**Work required:** Search the material for "vunvat" and show all lines that contain it.

--- Start of Records for the exercise ---

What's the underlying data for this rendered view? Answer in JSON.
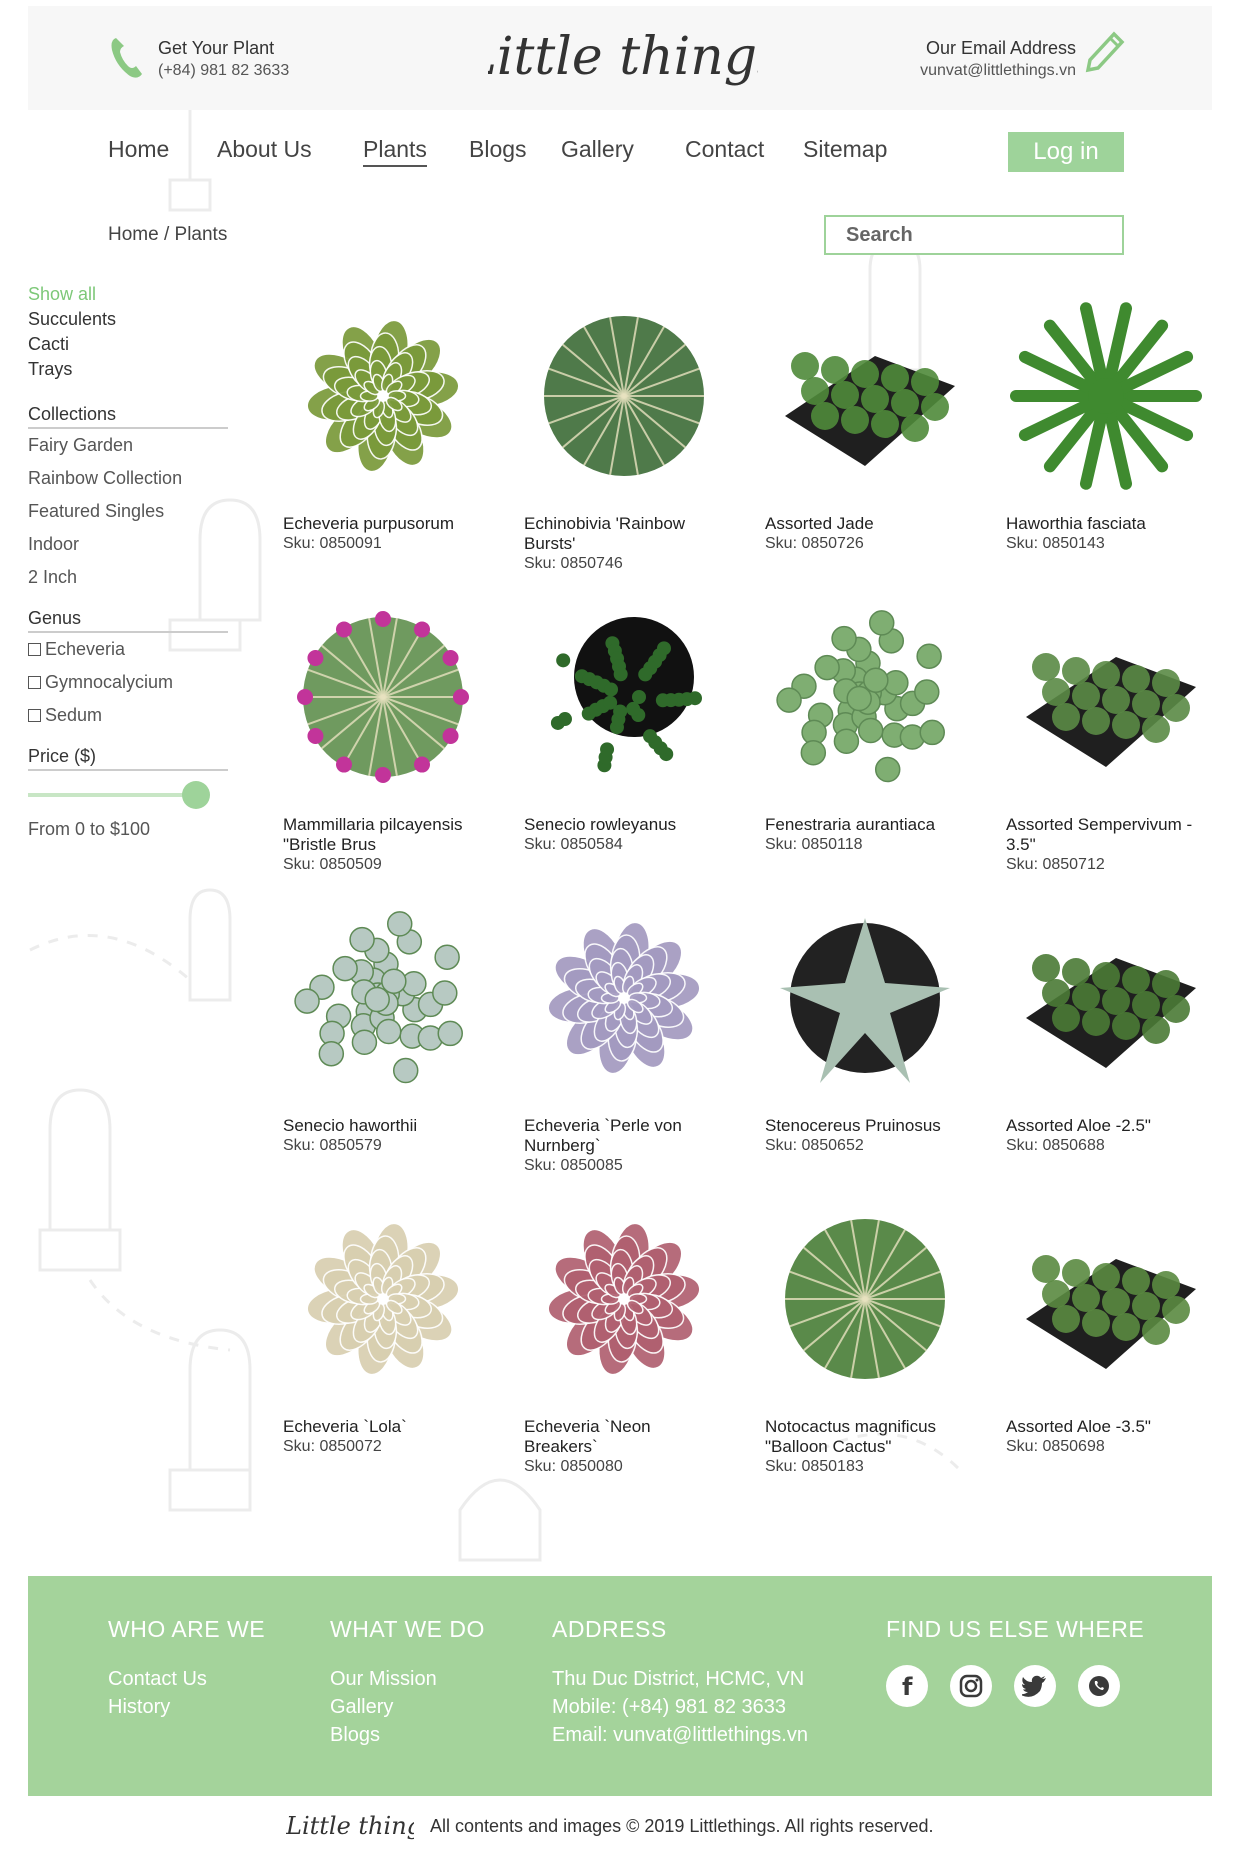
{
  "header": {
    "phone_title": "Get Your Plant",
    "phone_number": "(+84) 981 82 3633",
    "logo_text": "Little things",
    "email_title": "Our Email Address",
    "email_value": "vunvat@littlethings.vn"
  },
  "nav": {
    "items": [
      "Home",
      "About Us",
      "Plants",
      "Blogs",
      "Gallery",
      "Contact",
      "Sitemap"
    ],
    "active": "Plants",
    "login_label": "Log in"
  },
  "breadcrumb": "Home / Plants",
  "search": {
    "placeholder": "Search"
  },
  "sidebar": {
    "categories": [
      "Show all",
      "Succulents",
      "Cacti",
      "Trays"
    ],
    "collections_heading": "Collections",
    "collections": [
      "Fairy Garden",
      "Rainbow Collection",
      "Featured Singles",
      "Indoor",
      "2 Inch"
    ],
    "genus_heading": "Genus",
    "genus": [
      "Echeveria",
      "Gymnocalycium",
      "Sedum"
    ],
    "price_heading": "Price ($)",
    "price_range": "From 0 to $100"
  },
  "products": [
    {
      "name": "Echeveria purpusorum",
      "sku": "Sku: 0850091",
      "icon": "rosette",
      "color": "#7a9a3a"
    },
    {
      "name": "Echinobivia 'Rainbow Bursts'",
      "sku": "Sku: 0850746",
      "icon": "round-cactus",
      "color": "#4f7a4a"
    },
    {
      "name": "Assorted Jade",
      "sku": "Sku: 0850726",
      "icon": "tray",
      "color": "#4f8a3a"
    },
    {
      "name": "Haworthia fasciata",
      "sku": "Sku: 0850143",
      "icon": "spiky",
      "color": "#3f8a2f"
    },
    {
      "name": "Mammillaria pilcayensis \"Bristle Brus",
      "sku": "Sku: 0850509",
      "icon": "flower-cactus",
      "color": "#6f9a5f"
    },
    {
      "name": "Senecio rowleyanus",
      "sku": "Sku: 0850584",
      "icon": "pearls",
      "color": "#2f6a2a"
    },
    {
      "name": "Fenestraria aurantiaca",
      "sku": "Sku: 0850118",
      "icon": "clusters",
      "color": "#7fae72"
    },
    {
      "name": "Assorted Sempervivum - 3.5\"",
      "sku": "Sku: 0850712",
      "icon": "tray",
      "color": "#5a8a45"
    },
    {
      "name": "Senecio haworthii",
      "sku": "Sku: 0850579",
      "icon": "clusters",
      "color": "#b7c9c2"
    },
    {
      "name": "Echeveria `Perle von Nurnberg`",
      "sku": "Sku: 0850085",
      "icon": "rosette",
      "color": "#a39ac0"
    },
    {
      "name": "Stenocereus Pruinosus",
      "sku": "Sku: 0850652",
      "icon": "star-cactus",
      "color": "#a9c0b2"
    },
    {
      "name": "Assorted Aloe -2.5\"",
      "sku": "Sku: 0850688",
      "icon": "tray",
      "color": "#4a7a35"
    },
    {
      "name": "Echeveria `Lola`",
      "sku": "Sku: 0850072",
      "icon": "rosette",
      "color": "#d8cfb0"
    },
    {
      "name": "Echeveria `Neon Breakers`",
      "sku": "Sku: 0850080",
      "icon": "rosette",
      "color": "#b06070"
    },
    {
      "name": "Notocactus magnificus \"Balloon Cactus\"",
      "sku": "Sku: 0850183",
      "icon": "round-cactus",
      "color": "#5a8a4a"
    },
    {
      "name": "Assorted Aloe -3.5\"",
      "sku": "Sku: 0850698",
      "icon": "tray",
      "color": "#5a8a40"
    }
  ],
  "footer": {
    "col1": {
      "heading": "WHO ARE WE",
      "links": [
        "Contact Us",
        "History"
      ]
    },
    "col2": {
      "heading": "WHAT WE DO",
      "links": [
        "Our Mission",
        "Gallery",
        "Blogs"
      ]
    },
    "col3": {
      "heading": "ADDRESS",
      "lines": [
        "Thu Duc District, HCMC, VN",
        "Mobile: (+84) 981 82 3633",
        "Email: vunvat@littlethings.vn"
      ]
    },
    "col4": {
      "heading": "FIND US ELSE WHERE",
      "social": [
        "facebook-icon",
        "instagram-icon",
        "twitter-icon",
        "whatsapp-icon"
      ]
    },
    "copyright": "All contents and images © 2019 Littlethings. All rights reserved."
  },
  "colors": {
    "accent": "#9ed39a",
    "footer": "#a4d39b",
    "active_category": "#7dc878"
  }
}
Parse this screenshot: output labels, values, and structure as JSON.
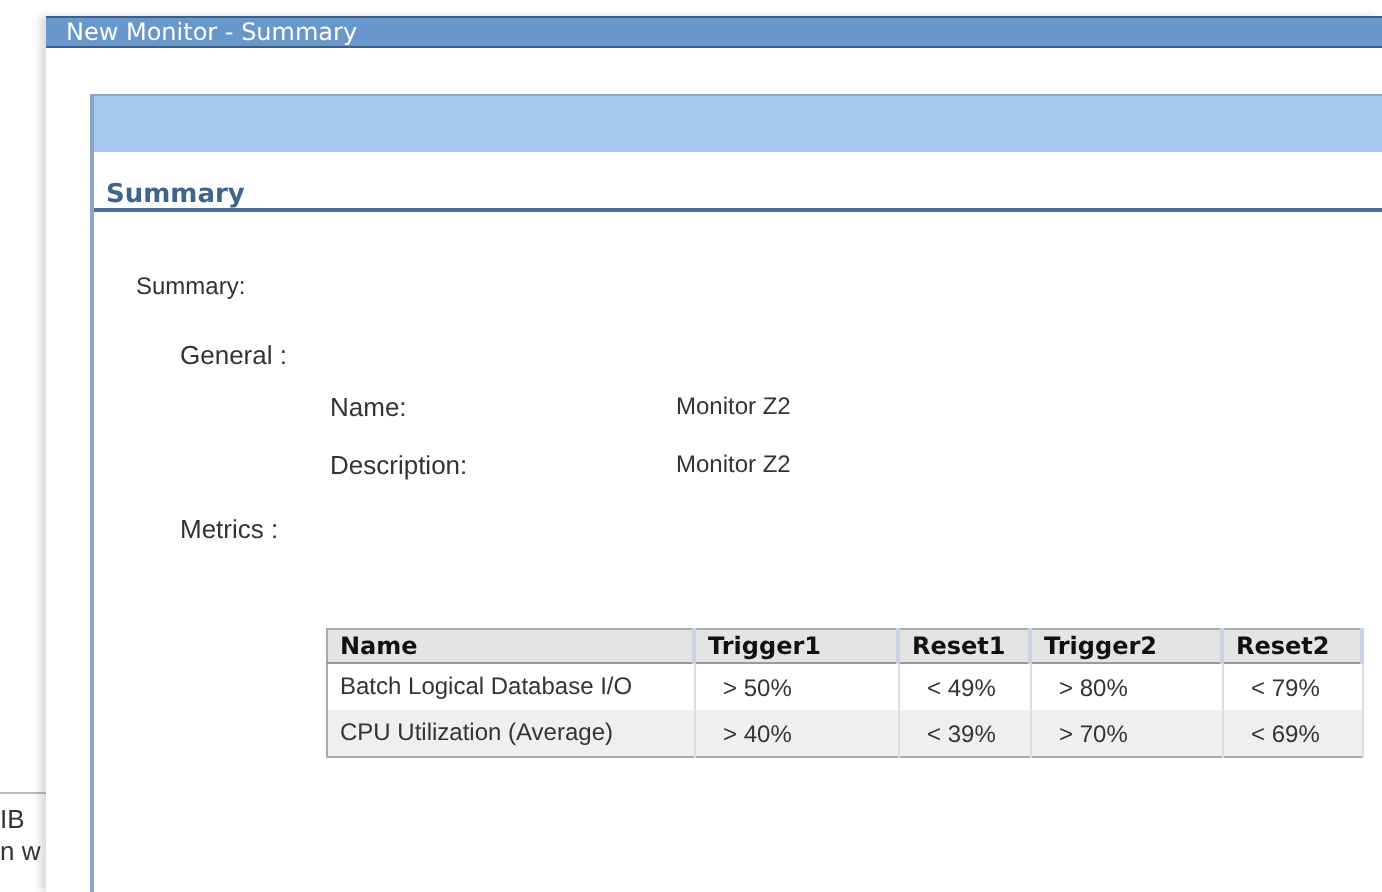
{
  "background": {
    "texts": [
      "IB",
      "n w"
    ]
  },
  "window": {
    "title": "New Monitor - Summary"
  },
  "section": {
    "heading": "Summary"
  },
  "summary": {
    "label": "Summary:",
    "general": {
      "label": "General :",
      "fields": [
        {
          "label": "Name:",
          "value": "Monitor Z2"
        },
        {
          "label": "Description:",
          "value": "Monitor Z2"
        }
      ]
    },
    "metrics": {
      "label": "Metrics :"
    }
  },
  "table": {
    "columns": [
      "Name",
      "Trigger1",
      "Reset1",
      "Trigger2",
      "Reset2"
    ],
    "rows": [
      [
        "Batch Logical Database I/O",
        "> 50%",
        "< 49%",
        "> 80%",
        "< 79%"
      ],
      [
        "CPU Utilization (Average)",
        "> 40%",
        "< 39%",
        "> 70%",
        "< 69%"
      ]
    ]
  }
}
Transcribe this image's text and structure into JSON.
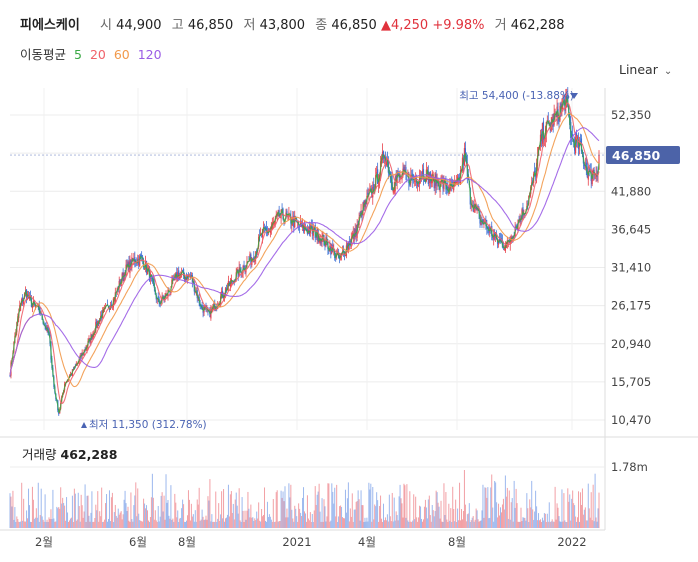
{
  "header": {
    "name": "피에스케이",
    "open_label": "시",
    "open": "44,900",
    "high_label": "고",
    "high": "46,850",
    "low_label": "저",
    "low": "43,800",
    "close_label": "종",
    "close": "46,850",
    "change": "▲4,250",
    "change_pct": "+9.98%",
    "volume_label": "거",
    "volume": "462,288"
  },
  "ma_legend": {
    "title": "이동평균",
    "periods": [
      {
        "label": "5",
        "color": "#3aa845"
      },
      {
        "label": "20",
        "color": "#f0626a"
      },
      {
        "label": "60",
        "color": "#f2994a"
      },
      {
        "label": "120",
        "color": "#9b5de5"
      }
    ]
  },
  "scale_button": {
    "label": "Linear",
    "icon": "chevron-down-icon"
  },
  "chart_data": {
    "type": "candlestick",
    "y_ticks": [
      "52,350",
      "47,115",
      "41,880",
      "36,645",
      "31,410",
      "26,175",
      "20,940",
      "15,705",
      "10,470"
    ],
    "y_range": [
      10470,
      54000
    ],
    "current_price_label": "46,850",
    "x_ticks": [
      "2월",
      "6월",
      "8월",
      "2021",
      "4월",
      "8월",
      "2022"
    ],
    "max_annotation": "최고 54,400 (-13.88%)",
    "min_annotation": "최저 11,350 (312.78%)",
    "price_keypoints": [
      [
        0,
        17000
      ],
      [
        5,
        22000
      ],
      [
        10,
        26000
      ],
      [
        16,
        28000
      ],
      [
        22,
        26500
      ],
      [
        30,
        25500
      ],
      [
        40,
        22000
      ],
      [
        45,
        15000
      ],
      [
        50,
        11350
      ],
      [
        56,
        15500
      ],
      [
        66,
        17500
      ],
      [
        80,
        21000
      ],
      [
        92,
        24500
      ],
      [
        106,
        27000
      ],
      [
        118,
        31000
      ],
      [
        128,
        32500
      ],
      [
        136,
        32500
      ],
      [
        144,
        30000
      ],
      [
        152,
        26500
      ],
      [
        160,
        27500
      ],
      [
        172,
        30500
      ],
      [
        186,
        30000
      ],
      [
        196,
        26000
      ],
      [
        204,
        25000
      ],
      [
        212,
        26500
      ],
      [
        222,
        28500
      ],
      [
        236,
        31000
      ],
      [
        250,
        33000
      ],
      [
        258,
        36000
      ],
      [
        266,
        36500
      ],
      [
        276,
        38500
      ],
      [
        288,
        38000
      ],
      [
        298,
        37000
      ],
      [
        306,
        36500
      ],
      [
        316,
        36000
      ],
      [
        326,
        34500
      ],
      [
        338,
        32500
      ],
      [
        346,
        34500
      ],
      [
        354,
        36000
      ],
      [
        362,
        39500
      ],
      [
        372,
        42000
      ],
      [
        380,
        45000
      ],
      [
        384,
        47500
      ],
      [
        392,
        43000
      ],
      [
        402,
        44000
      ],
      [
        414,
        43500
      ],
      [
        424,
        44500
      ],
      [
        432,
        43500
      ],
      [
        442,
        43000
      ],
      [
        452,
        42000
      ],
      [
        460,
        43000
      ],
      [
        466,
        47000
      ],
      [
        472,
        41000
      ],
      [
        482,
        38000
      ],
      [
        492,
        36500
      ],
      [
        500,
        35000
      ],
      [
        510,
        34500
      ],
      [
        520,
        37500
      ],
      [
        530,
        40000
      ],
      [
        538,
        44000
      ],
      [
        546,
        50000
      ],
      [
        554,
        51000
      ],
      [
        562,
        52500
      ],
      [
        570,
        54400
      ],
      [
        576,
        49000
      ],
      [
        584,
        48000
      ],
      [
        594,
        44000
      ],
      [
        604,
        45000
      ]
    ],
    "ma_periods": [
      5,
      20,
      60,
      120
    ],
    "volume_title": "거래량",
    "volume_value": "462,288",
    "volume_ticks": [
      "1.78m"
    ],
    "volume_max": 1780000
  }
}
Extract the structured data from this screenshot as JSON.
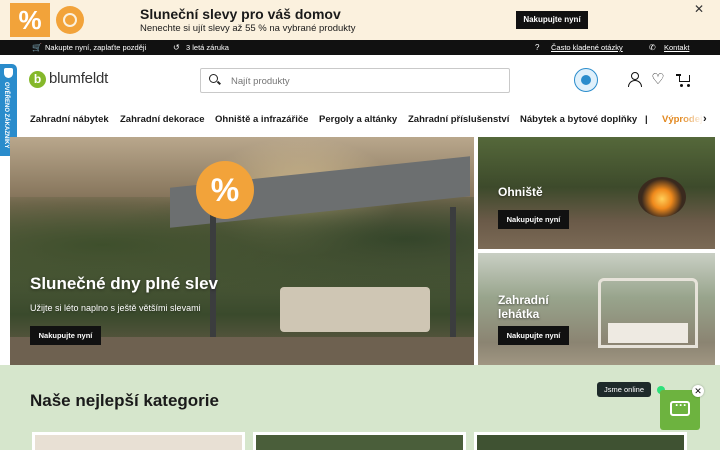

--- End of Records for the exercise ---

**Response:**
    "email_value": "vunvat@littlethings.vn"
        "Email: vunvat@littlethings.vn"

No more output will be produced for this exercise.